__AIM OF THE TASK__: How many lines of these entries hold the string "based"? Reply with the number alone.

__RECORDS__:
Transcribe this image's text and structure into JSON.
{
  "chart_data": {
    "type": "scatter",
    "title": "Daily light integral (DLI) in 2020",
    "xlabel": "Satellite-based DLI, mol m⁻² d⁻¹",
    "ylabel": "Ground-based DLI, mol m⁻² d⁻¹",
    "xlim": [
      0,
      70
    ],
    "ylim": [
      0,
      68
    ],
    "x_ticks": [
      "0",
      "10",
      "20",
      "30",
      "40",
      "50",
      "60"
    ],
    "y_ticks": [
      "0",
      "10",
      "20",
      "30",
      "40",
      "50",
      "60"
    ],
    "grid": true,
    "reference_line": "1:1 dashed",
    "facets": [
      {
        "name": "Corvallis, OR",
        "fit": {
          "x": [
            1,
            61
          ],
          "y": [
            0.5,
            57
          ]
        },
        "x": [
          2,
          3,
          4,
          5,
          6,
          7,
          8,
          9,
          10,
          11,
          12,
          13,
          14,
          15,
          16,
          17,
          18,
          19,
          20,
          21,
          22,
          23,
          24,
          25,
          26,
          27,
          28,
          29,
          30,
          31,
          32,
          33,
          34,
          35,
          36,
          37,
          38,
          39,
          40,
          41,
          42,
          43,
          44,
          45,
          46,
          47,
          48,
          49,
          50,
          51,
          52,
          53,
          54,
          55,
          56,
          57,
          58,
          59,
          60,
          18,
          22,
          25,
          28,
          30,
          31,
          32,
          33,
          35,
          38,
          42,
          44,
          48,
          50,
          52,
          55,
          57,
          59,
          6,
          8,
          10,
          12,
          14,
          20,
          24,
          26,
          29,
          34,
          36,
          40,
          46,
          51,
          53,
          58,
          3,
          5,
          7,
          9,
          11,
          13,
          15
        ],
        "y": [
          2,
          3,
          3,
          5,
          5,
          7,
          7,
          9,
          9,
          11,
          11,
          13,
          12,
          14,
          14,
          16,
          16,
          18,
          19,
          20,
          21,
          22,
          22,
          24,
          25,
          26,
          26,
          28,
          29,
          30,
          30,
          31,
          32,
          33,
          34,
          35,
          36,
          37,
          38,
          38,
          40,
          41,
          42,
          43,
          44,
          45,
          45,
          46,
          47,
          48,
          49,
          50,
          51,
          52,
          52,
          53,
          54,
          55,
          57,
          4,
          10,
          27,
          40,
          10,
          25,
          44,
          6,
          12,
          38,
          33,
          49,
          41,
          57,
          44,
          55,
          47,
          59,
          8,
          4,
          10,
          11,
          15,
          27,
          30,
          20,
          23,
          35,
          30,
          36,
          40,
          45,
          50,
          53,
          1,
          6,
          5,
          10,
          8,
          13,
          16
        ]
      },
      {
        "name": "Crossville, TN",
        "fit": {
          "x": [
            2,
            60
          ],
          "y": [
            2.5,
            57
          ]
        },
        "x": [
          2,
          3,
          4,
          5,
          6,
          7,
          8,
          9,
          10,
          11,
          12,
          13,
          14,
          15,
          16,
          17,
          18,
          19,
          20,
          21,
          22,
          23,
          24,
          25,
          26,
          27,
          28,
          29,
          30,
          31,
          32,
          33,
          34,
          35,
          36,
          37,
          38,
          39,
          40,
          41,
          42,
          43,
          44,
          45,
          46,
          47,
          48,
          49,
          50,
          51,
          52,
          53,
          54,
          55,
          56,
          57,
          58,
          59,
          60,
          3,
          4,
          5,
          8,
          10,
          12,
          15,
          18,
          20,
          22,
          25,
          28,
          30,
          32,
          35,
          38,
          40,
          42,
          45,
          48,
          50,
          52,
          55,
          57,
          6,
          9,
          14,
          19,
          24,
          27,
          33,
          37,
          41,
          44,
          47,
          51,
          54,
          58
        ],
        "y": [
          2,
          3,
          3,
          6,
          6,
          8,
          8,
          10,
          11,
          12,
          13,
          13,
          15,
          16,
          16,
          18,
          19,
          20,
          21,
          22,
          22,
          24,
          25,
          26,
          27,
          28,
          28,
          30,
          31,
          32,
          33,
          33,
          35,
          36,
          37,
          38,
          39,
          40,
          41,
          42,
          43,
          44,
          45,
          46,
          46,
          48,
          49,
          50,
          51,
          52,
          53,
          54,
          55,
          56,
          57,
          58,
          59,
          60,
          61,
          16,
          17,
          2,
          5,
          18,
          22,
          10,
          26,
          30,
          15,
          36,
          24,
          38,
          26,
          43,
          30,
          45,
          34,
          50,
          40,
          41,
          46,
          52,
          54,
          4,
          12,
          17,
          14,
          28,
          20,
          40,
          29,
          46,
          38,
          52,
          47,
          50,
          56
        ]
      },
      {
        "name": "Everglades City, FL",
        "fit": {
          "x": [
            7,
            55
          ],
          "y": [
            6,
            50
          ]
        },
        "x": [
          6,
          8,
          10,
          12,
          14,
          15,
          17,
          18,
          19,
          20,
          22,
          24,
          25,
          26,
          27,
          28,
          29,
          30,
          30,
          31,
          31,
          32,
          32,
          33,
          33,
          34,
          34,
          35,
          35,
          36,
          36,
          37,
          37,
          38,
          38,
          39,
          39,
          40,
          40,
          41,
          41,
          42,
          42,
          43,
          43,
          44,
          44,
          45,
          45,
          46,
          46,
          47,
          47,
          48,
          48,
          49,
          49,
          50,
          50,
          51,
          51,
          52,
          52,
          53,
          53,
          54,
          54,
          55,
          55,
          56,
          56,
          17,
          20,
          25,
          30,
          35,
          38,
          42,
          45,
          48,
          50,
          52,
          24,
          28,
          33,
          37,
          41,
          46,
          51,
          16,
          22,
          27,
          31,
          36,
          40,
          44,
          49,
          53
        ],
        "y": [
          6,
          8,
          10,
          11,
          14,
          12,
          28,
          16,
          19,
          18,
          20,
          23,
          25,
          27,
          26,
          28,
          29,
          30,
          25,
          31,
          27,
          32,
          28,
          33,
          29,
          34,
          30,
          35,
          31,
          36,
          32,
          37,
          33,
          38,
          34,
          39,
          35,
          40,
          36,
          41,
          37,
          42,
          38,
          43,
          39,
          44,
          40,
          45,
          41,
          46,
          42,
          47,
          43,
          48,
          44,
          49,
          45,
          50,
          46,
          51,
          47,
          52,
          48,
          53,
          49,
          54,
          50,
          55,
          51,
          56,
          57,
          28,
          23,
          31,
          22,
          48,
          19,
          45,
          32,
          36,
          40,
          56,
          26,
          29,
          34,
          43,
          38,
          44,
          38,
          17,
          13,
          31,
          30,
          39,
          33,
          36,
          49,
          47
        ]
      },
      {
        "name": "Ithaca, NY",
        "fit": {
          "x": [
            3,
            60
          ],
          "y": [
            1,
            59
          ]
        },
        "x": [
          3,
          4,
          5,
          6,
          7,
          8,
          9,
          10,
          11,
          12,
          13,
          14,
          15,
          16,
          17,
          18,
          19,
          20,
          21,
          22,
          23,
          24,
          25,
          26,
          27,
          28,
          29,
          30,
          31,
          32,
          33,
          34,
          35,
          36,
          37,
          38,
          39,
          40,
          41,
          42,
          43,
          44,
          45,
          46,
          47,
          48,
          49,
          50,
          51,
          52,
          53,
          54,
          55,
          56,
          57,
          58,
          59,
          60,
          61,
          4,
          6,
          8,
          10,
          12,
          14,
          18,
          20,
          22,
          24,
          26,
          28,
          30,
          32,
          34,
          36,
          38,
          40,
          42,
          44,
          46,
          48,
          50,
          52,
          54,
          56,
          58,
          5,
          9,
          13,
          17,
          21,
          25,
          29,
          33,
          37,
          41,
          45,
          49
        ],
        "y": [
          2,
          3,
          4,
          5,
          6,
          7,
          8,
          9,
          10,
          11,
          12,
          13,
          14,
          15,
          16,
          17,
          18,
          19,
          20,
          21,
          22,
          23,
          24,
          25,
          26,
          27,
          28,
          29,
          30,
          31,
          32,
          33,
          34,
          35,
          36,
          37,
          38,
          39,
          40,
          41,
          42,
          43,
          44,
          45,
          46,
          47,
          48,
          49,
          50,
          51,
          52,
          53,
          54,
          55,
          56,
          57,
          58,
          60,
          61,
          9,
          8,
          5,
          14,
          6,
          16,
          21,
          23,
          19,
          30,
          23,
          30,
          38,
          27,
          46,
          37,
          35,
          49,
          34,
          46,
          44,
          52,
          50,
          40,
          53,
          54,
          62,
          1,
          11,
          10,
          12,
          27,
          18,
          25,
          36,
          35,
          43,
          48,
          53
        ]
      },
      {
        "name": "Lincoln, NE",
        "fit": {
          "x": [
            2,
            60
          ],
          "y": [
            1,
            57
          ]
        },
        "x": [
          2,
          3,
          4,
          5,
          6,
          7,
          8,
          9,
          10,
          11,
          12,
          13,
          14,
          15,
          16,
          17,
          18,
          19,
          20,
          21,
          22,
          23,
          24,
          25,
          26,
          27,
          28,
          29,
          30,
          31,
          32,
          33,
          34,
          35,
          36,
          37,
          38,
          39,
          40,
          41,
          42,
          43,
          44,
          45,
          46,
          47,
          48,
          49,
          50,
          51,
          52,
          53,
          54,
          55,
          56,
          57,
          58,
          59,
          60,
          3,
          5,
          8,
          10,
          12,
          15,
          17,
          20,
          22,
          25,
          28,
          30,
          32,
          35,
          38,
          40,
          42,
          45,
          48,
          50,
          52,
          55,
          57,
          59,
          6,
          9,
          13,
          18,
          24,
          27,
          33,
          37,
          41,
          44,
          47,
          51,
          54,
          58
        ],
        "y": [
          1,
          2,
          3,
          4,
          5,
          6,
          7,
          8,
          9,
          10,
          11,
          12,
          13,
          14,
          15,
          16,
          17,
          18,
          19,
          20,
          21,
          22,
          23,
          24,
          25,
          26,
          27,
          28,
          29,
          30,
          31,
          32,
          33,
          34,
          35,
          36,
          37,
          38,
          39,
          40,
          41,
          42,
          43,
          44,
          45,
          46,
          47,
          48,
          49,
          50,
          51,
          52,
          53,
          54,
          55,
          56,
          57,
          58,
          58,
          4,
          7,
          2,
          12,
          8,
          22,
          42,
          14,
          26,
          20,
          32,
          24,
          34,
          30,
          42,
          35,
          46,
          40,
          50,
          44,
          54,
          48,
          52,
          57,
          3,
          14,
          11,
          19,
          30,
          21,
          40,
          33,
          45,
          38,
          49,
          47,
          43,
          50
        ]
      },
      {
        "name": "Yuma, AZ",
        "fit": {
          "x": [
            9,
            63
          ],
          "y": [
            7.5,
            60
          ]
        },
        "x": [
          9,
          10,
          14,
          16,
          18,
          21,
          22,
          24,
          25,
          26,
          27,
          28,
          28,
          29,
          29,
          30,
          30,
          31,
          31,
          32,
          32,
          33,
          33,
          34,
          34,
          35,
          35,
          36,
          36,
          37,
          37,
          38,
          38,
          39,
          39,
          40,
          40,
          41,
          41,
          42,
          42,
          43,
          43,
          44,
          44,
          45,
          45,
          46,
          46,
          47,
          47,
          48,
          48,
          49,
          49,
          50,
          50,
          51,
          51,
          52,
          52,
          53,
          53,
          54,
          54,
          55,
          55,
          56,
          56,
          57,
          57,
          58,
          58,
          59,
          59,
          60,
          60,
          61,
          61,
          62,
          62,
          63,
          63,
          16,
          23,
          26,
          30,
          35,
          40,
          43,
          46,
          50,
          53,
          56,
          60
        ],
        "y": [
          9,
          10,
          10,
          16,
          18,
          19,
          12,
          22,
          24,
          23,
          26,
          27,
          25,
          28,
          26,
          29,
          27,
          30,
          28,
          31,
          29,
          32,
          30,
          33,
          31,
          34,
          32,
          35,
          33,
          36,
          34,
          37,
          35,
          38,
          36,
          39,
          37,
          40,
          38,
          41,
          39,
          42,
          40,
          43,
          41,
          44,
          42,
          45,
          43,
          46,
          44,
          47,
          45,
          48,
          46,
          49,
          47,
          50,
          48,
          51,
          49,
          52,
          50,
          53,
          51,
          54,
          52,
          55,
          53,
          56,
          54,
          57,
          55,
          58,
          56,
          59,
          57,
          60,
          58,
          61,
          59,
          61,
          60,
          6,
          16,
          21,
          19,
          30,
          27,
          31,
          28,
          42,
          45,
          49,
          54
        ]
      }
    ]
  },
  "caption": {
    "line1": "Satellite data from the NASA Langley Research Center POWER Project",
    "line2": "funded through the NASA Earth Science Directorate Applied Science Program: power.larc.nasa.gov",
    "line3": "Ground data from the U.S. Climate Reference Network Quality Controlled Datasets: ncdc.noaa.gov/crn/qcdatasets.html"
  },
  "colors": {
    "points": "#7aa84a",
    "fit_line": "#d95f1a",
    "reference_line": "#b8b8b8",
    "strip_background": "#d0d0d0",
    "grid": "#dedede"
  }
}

__SOLUTION TO THIS EXERCISE__: 2